# [Given records]
____

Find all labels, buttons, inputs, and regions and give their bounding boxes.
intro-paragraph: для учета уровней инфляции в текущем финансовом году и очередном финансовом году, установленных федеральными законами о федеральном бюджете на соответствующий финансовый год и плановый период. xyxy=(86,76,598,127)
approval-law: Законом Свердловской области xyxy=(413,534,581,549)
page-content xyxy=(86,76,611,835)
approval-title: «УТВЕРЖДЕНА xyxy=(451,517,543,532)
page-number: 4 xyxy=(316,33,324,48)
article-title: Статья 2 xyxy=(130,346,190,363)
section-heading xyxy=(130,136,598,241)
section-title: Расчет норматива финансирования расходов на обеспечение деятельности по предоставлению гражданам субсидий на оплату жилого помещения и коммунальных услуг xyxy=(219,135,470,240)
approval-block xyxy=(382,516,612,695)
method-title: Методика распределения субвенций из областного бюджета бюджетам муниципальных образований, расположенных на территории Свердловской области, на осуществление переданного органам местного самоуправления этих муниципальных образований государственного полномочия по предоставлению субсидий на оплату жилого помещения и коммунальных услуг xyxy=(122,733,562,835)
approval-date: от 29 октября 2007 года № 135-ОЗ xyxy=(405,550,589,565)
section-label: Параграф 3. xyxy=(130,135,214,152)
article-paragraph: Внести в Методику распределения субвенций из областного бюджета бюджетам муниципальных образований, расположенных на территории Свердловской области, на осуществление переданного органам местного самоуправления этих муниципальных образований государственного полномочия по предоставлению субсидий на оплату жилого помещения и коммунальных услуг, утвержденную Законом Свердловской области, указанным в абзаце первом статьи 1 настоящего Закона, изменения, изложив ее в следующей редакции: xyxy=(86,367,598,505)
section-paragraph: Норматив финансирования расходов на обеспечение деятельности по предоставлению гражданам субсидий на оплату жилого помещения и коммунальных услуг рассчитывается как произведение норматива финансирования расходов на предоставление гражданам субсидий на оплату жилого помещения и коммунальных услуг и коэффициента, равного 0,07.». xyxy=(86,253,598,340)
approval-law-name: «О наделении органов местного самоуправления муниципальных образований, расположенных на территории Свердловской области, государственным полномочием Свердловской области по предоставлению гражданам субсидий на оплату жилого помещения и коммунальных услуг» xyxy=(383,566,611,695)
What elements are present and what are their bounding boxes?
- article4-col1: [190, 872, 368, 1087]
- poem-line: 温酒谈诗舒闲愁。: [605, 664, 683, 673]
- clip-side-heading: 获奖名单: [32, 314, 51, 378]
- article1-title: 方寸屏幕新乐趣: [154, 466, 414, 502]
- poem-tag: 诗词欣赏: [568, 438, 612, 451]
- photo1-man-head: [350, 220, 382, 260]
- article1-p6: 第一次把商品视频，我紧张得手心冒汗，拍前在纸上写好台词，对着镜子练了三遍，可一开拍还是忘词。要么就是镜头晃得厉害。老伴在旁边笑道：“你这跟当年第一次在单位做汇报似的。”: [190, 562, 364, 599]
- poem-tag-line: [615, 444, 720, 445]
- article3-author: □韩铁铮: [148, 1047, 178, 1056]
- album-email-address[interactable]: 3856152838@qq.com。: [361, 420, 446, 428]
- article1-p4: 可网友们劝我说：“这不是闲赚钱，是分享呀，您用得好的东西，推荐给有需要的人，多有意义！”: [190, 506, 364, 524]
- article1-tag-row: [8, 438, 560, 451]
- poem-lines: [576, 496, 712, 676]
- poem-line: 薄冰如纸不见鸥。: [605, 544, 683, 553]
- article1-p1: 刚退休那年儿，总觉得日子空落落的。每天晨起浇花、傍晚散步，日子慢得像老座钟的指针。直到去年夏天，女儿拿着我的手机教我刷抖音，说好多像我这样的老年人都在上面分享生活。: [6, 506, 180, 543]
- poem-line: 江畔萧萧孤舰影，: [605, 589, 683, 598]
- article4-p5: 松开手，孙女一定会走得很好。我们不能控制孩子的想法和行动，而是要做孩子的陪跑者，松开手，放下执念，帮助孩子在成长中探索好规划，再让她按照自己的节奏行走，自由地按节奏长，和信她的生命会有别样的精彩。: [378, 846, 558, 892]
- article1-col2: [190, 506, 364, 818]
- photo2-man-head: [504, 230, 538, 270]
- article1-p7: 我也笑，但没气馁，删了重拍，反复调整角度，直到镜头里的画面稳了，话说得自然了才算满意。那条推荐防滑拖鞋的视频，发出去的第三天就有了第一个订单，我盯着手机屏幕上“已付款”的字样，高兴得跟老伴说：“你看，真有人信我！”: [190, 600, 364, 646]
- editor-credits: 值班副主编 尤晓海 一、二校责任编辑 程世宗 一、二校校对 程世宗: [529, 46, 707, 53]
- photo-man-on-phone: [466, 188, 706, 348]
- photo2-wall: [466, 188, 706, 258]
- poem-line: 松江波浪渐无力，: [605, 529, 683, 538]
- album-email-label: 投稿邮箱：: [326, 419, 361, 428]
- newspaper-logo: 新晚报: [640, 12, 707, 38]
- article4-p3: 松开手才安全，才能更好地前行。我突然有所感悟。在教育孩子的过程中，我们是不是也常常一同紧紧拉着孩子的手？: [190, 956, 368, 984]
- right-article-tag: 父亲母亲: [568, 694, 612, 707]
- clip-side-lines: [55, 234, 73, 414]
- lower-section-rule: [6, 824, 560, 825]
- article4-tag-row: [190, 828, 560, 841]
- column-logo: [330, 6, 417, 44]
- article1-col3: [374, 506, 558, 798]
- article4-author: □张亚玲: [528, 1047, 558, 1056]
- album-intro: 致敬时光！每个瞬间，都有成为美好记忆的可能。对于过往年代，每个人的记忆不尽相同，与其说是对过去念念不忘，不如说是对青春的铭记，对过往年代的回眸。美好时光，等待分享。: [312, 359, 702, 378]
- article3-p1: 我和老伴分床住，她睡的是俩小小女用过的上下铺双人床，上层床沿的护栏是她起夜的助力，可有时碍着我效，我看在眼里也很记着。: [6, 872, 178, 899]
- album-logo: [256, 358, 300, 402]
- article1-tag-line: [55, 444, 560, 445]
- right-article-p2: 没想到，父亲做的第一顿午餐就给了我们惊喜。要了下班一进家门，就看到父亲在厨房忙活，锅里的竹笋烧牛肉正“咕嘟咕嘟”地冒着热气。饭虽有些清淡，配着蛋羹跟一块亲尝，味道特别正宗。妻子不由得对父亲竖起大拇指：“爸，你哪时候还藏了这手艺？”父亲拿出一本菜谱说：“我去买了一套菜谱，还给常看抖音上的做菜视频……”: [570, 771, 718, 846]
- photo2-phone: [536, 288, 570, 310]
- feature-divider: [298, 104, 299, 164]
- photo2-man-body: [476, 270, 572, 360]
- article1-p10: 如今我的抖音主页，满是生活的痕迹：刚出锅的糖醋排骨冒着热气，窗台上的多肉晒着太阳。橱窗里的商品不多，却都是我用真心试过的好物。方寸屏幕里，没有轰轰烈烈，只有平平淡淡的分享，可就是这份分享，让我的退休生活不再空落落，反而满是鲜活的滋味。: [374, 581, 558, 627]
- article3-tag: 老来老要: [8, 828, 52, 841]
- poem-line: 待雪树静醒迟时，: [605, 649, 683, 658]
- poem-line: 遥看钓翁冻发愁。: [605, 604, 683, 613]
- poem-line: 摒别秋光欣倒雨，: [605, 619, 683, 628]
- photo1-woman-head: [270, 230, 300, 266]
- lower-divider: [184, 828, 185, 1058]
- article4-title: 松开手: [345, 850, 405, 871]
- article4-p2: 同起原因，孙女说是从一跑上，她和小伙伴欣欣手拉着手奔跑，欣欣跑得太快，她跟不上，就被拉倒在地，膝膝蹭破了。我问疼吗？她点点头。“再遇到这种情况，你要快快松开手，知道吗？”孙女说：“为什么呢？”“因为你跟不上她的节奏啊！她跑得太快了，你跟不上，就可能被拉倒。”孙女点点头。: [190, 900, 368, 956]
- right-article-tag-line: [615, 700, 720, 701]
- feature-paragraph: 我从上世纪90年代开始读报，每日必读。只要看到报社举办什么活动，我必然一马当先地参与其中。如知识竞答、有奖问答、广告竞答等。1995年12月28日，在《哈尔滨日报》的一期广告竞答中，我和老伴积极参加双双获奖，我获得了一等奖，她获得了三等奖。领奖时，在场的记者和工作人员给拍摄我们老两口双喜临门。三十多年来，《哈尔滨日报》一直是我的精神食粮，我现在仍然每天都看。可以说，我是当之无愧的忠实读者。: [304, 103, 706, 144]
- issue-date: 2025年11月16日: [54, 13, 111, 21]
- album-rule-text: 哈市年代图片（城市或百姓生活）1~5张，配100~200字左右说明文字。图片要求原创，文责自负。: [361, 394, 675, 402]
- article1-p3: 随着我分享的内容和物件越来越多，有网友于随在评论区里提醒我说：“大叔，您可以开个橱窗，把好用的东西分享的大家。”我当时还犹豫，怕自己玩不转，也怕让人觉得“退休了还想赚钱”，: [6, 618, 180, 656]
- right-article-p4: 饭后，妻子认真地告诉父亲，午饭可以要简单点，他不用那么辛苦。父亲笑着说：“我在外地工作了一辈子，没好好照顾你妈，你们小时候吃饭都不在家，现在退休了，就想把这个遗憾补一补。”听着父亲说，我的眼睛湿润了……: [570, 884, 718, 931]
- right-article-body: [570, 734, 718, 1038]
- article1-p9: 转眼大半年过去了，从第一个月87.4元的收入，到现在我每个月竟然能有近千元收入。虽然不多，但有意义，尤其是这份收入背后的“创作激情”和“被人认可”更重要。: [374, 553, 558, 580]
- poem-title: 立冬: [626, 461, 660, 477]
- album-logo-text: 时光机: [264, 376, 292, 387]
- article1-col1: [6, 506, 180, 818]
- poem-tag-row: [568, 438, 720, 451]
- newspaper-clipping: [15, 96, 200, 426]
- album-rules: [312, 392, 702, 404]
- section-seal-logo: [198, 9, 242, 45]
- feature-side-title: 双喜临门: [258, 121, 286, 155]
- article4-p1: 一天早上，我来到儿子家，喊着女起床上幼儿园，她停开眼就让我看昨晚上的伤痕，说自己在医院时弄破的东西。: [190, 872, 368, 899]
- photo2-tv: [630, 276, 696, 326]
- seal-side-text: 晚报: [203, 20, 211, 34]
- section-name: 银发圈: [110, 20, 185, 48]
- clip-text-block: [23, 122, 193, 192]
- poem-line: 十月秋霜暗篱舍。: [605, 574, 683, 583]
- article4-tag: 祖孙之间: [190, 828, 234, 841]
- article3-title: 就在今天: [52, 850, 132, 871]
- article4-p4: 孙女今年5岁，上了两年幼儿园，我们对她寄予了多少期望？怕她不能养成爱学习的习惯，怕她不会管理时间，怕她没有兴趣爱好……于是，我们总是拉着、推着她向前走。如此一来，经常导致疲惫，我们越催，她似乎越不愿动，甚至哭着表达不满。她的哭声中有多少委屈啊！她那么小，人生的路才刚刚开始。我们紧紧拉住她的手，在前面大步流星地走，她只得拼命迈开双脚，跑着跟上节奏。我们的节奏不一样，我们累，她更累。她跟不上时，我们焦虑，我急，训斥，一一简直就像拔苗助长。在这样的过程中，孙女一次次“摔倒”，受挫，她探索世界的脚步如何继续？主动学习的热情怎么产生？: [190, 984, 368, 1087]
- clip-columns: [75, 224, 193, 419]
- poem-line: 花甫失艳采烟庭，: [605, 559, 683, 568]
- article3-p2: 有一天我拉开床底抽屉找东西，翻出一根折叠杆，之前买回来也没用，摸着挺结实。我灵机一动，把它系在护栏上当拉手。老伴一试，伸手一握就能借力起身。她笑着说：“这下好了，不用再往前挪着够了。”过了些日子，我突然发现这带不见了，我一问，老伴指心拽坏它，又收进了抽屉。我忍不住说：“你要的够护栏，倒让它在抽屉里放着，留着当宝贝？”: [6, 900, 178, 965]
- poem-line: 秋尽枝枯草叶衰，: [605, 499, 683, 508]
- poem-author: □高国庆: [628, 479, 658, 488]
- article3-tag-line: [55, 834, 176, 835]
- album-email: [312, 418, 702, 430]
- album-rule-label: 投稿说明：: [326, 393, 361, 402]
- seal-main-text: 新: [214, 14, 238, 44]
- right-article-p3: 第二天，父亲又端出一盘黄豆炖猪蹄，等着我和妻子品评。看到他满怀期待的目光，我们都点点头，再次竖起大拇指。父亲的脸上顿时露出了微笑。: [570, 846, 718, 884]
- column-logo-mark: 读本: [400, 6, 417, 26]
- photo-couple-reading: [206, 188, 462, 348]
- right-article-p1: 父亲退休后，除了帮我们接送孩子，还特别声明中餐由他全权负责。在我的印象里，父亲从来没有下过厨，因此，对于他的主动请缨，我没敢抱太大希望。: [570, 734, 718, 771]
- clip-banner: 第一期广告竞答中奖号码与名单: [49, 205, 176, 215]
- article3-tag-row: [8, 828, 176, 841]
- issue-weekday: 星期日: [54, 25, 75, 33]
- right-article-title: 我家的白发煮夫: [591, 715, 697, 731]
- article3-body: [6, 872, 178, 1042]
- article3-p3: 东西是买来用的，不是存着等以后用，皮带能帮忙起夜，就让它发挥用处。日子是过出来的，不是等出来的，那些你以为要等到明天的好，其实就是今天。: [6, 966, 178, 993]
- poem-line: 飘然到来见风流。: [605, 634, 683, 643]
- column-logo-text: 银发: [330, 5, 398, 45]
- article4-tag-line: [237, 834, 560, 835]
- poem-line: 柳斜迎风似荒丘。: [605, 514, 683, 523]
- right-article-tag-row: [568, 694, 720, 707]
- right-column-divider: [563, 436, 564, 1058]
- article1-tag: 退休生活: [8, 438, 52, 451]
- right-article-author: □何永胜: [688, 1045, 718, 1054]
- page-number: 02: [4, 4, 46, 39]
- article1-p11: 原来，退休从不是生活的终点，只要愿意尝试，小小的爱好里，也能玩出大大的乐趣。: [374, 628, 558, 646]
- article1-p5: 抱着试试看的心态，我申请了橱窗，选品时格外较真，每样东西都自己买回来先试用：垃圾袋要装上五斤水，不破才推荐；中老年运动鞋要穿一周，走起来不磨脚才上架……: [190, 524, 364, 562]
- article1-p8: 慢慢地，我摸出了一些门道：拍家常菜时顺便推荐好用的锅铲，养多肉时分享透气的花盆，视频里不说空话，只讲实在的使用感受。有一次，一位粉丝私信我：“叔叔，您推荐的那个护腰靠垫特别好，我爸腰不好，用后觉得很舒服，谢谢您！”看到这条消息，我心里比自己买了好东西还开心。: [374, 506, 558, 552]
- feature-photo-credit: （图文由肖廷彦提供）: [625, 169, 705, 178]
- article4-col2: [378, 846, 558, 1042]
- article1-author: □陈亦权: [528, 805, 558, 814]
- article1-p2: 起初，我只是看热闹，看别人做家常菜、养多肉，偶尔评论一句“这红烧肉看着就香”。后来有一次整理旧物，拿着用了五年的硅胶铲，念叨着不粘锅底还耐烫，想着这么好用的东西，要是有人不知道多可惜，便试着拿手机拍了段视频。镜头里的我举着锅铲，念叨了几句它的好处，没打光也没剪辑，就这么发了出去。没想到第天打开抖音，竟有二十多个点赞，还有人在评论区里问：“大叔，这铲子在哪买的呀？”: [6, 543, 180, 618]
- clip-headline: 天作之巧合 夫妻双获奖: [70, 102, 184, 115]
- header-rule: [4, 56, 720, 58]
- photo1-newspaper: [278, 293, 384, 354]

____

# [The exercise]
List every line in the material above that contains the word "местного".

# [Final result]
method-title: Методика распределения субвенций из областного бюджета бюджетам муниципальных образований, расположенных на территории Свердловской области, на осуществление переданного органам местного самоуправления этих муниципальных образований государственного полномочия по предоставлению субсидий на оплату жилого помещения и коммунальных услуг xyxy=(122,733,562,835)
article-paragraph: Внести в Методику распределения субвенций из областного бюджета бюджетам муниципальных образований, расположенных на территории Свердловской области, на осуществление переданного органам местного самоуправления этих муниципальных образований государственного полномочия по предоставлению субсидий на оплату жилого помещения и коммунальных услуг, утвержденную Законом Свердловской области, указанным в абзаце первом статьи 1 настоящего Закона, изменения, изложив ее в следующей редакции: xyxy=(86,367,598,505)
approval-law-name: «О наделении органов местного самоуправления муниципальных образований, расположенных на территории Свердловской области, государственным полномочием Свердловской области по предоставлению гражданам субсидий на оплату жилого помещения и коммунальных услуг» xyxy=(383,566,611,695)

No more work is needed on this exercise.